▸ **SHORT EXERCISE**:
Every line of the data that contains the string "SELF" must be copied.

▸ **GIVEN ENTRIES**:
>>>

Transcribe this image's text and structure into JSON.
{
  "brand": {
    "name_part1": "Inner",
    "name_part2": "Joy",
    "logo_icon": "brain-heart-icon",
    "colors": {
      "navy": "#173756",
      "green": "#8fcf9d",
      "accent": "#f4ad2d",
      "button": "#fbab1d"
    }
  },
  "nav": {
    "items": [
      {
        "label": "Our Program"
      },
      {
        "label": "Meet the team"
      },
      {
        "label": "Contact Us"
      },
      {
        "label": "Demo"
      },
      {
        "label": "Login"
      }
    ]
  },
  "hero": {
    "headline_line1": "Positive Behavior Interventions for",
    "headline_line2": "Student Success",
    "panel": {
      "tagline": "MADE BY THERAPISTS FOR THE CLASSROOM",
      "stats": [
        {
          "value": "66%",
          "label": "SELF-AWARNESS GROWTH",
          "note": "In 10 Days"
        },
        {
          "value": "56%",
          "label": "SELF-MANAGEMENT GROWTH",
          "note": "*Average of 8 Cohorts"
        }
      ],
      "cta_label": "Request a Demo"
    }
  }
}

<<<

▸ **RESULT OF THIS EXERCISE**:
          "label": "SELF-AWARNESS GROWTH",
          "label": "SELF-MANAGEMENT GROWTH",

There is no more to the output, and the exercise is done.